> TASK STATEMENT:
Copy the records that follow exactly as written, but not their pictures.

[Stored data entries]
------
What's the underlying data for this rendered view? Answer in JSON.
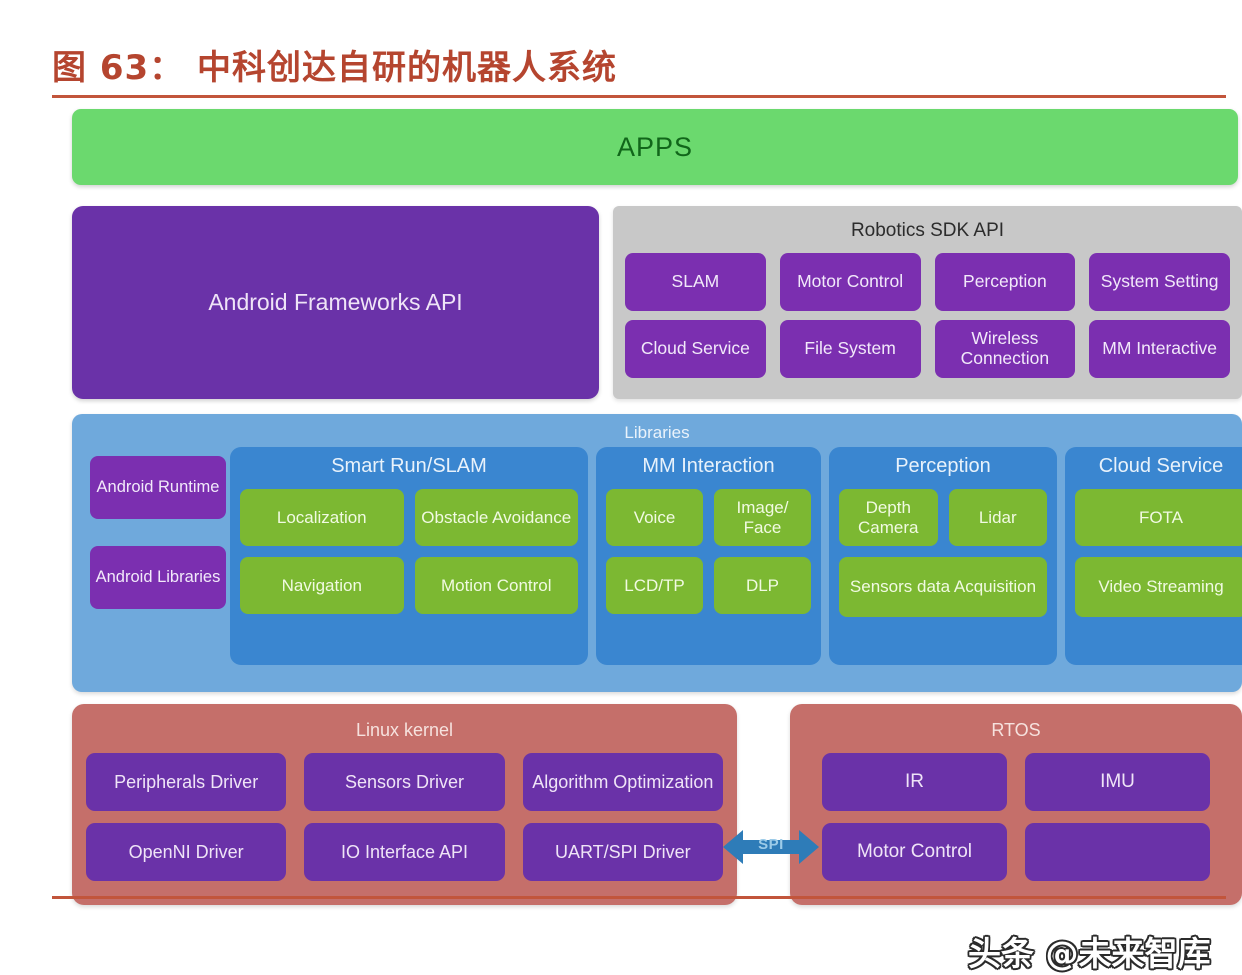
{
  "title": {
    "text": "图 63： 中科创达自研的机器人系统"
  },
  "apps": {
    "label": "APPS"
  },
  "frameworks": {
    "label": "Android Frameworks API"
  },
  "sdk": {
    "title": "Robotics SDK API",
    "items": [
      "SLAM",
      "Motor Control",
      "Perception",
      "System Setting",
      "Cloud Service",
      "File System",
      "Wireless Connection",
      "MM Interactive"
    ]
  },
  "libraries": {
    "title": "Libraries",
    "android": [
      "Android Runtime",
      "Android Libraries"
    ],
    "groups": [
      {
        "title": "Smart Run/SLAM",
        "row1": [
          "Localization",
          "Obstacle Avoidance"
        ],
        "row2": [
          "Navigation",
          "Motion Control"
        ]
      },
      {
        "title": "MM Interaction",
        "row1": [
          "Voice",
          "Image/ Face"
        ],
        "row2": [
          "LCD/TP",
          "DLP"
        ]
      },
      {
        "title": "Perception",
        "row1": [
          "Depth Camera",
          "Lidar"
        ],
        "row2": [
          "Sensors data Acquisition"
        ]
      },
      {
        "title": "Cloud Service",
        "row1": [
          "FOTA"
        ],
        "row2": [
          "Video Streaming"
        ]
      }
    ]
  },
  "linux_kernel": {
    "title": "Linux kernel",
    "row1": [
      "Peripherals Driver",
      "Sensors Driver",
      "Algorithm Optimization"
    ],
    "row2": [
      "OpenNI Driver",
      "IO Interface API",
      "UART/SPI Driver"
    ]
  },
  "rtos": {
    "title": "RTOS",
    "row1": [
      "IR",
      "IMU"
    ],
    "row2": [
      "Motor Control",
      ""
    ]
  },
  "bus": {
    "label": "SPI"
  },
  "watermark": {
    "text": "头条 @未来智库"
  },
  "colors": {
    "title_red": "#B5452F",
    "apps_green": "#6BD96E",
    "purple": "#6A32A8",
    "sdk_purple": "#7B2FB0",
    "sdk_panel_gray": "#C8C8C8",
    "libraries_blue": "#6FA9DC",
    "group_blue": "#3A86D0",
    "leaf_green": "#7CB832",
    "kernel_salmon": "#C56F6A",
    "bus_blue": "#2E7CB8"
  }
}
------
> TASK OUTPUT:
What's the underlying data for this rendered view? Answer in JSON.
{
  "title": {
    "text": "图 63： 中科创达自研的机器人系统"
  },
  "apps": {
    "label": "APPS"
  },
  "frameworks": {
    "label": "Android Frameworks API"
  },
  "sdk": {
    "title": "Robotics SDK API",
    "items": [
      "SLAM",
      "Motor Control",
      "Perception",
      "System Setting",
      "Cloud Service",
      "File System",
      "Wireless Connection",
      "MM Interactive"
    ]
  },
  "libraries": {
    "title": "Libraries",
    "android": [
      "Android Runtime",
      "Android Libraries"
    ],
    "groups": [
      {
        "title": "Smart Run/SLAM",
        "row1": [
          "Localization",
          "Obstacle Avoidance"
        ],
        "row2": [
          "Navigation",
          "Motion Control"
        ]
      },
      {
        "title": "MM Interaction",
        "row1": [
          "Voice",
          "Image/ Face"
        ],
        "row2": [
          "LCD/TP",
          "DLP"
        ]
      },
      {
        "title": "Perception",
        "row1": [
          "Depth Camera",
          "Lidar"
        ],
        "row2": [
          "Sensors data Acquisition"
        ]
      },
      {
        "title": "Cloud Service",
        "row1": [
          "FOTA"
        ],
        "row2": [
          "Video Streaming"
        ]
      }
    ]
  },
  "linux_kernel": {
    "title": "Linux kernel",
    "row1": [
      "Peripherals Driver",
      "Sensors Driver",
      "Algorithm Optimization"
    ],
    "row2": [
      "OpenNI Driver",
      "IO Interface API",
      "UART/SPI Driver"
    ]
  },
  "rtos": {
    "title": "RTOS",
    "row1": [
      "IR",
      "IMU"
    ],
    "row2": [
      "Motor Control",
      ""
    ]
  },
  "bus": {
    "label": "SPI"
  },
  "watermark": {
    "text": "头条 @未来智库"
  },
  "colors": {
    "title_red": "#B5452F",
    "apps_green": "#6BD96E",
    "purple": "#6A32A8",
    "sdk_purple": "#7B2FB0",
    "sdk_panel_gray": "#C8C8C8",
    "libraries_blue": "#6FA9DC",
    "group_blue": "#3A86D0",
    "leaf_green": "#7CB832",
    "kernel_salmon": "#C56F6A",
    "bus_blue": "#2E7CB8"
  }
}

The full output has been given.